#### EXERCISE INPUT

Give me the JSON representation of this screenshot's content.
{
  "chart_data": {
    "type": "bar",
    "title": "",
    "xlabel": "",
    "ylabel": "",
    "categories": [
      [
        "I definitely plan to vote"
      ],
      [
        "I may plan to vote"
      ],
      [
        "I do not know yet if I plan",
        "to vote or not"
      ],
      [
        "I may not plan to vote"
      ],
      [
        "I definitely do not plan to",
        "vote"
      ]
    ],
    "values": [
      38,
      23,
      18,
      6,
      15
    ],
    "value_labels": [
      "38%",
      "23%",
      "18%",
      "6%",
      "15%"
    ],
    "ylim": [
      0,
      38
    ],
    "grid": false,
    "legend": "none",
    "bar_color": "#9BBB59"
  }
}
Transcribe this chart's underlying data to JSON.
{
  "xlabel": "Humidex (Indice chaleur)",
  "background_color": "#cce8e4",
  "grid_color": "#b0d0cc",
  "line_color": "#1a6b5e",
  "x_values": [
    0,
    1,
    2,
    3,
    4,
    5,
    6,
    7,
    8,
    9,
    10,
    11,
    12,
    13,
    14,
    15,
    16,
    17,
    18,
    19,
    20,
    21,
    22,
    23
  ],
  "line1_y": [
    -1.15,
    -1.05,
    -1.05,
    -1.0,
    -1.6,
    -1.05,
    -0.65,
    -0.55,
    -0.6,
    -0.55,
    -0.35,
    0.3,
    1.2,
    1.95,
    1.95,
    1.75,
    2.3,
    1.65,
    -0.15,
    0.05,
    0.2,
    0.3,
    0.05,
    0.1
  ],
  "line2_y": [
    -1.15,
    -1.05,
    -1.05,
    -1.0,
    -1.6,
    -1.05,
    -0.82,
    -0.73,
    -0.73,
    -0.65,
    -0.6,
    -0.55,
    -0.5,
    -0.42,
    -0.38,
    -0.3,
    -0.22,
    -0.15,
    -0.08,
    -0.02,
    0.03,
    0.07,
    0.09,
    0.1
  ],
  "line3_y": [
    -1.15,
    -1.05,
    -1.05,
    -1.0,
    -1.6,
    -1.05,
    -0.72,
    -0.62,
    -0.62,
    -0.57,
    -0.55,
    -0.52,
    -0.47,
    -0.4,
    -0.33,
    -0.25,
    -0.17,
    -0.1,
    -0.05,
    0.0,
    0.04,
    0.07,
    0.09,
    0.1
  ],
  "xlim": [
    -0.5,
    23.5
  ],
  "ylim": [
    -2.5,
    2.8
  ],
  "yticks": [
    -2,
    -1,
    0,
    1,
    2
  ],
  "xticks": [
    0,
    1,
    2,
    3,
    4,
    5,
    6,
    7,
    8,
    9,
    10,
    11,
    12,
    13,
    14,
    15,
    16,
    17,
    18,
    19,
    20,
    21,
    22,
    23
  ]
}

#### TO DO
Which lines run from the one containing "Transcribe this chart's" to the end of the entries above? Quote exactly those, and only those.

#### ANSWER TO THE EXERCISE
Transcribe this chart's underlying data to JSON.
{
  "xlabel": "Humidex (Indice chaleur)",
  "background_color": "#cce8e4",
  "grid_color": "#b0d0cc",
  "line_color": "#1a6b5e",
  "x_values": [
    0,
    1,
    2,
    3,
    4,
    5,
    6,
    7,
    8,
    9,
    10,
    11,
    12,
    13,
    14,
    15,
    16,
    17,
    18,
    19,
    20,
    21,
    22,
    23
  ],
  "line1_y": [
    -1.15,
    -1.05,
    -1.05,
    -1.0,
    -1.6,
    -1.05,
    -0.65,
    -0.55,
    -0.6,
    -0.55,
    -0.35,
    0.3,
    1.2,
    1.95,
    1.95,
    1.75,
    2.3,
    1.65,
    -0.15,
    0.05,
    0.2,
    0.3,
    0.05,
    0.1
  ],
  "line2_y": [
    -1.15,
    -1.05,
    -1.05,
    -1.0,
    -1.6,
    -1.05,
    -0.82,
    -0.73,
    -0.73,
    -0.65,
    -0.6,
    -0.55,
    -0.5,
    -0.42,
    -0.38,
    -0.3,
    -0.22,
    -0.15,
    -0.08,
    -0.02,
    0.03,
    0.07,
    0.09,
    0.1
  ],
  "line3_y": [
    -1.15,
    -1.05,
    -1.05,
    -1.0,
    -1.6,
    -1.05,
    -0.72,
    -0.62,
    -0.62,
    -0.57,
    -0.55,
    -0.52,
    -0.47,
    -0.4,
    -0.33,
    -0.25,
    -0.17,
    -0.1,
    -0.05,
    0.0,
    0.04,
    0.07,
    0.09,
    0.1
  ],
  "xlim": [
    -0.5,
    23.5
  ],
  "ylim": [
    -2.5,
    2.8
  ],
  "yticks": [
    -2,
    -1,
    0,
    1,
    2
  ],
  "xticks": [
    0,
    1,
    2,
    3,
    4,
    5,
    6,
    7,
    8,
    9,
    10,
    11,
    12,
    13,
    14,
    15,
    16,
    17,
    18,
    19,
    20,
    21,
    22,
    23
  ]
}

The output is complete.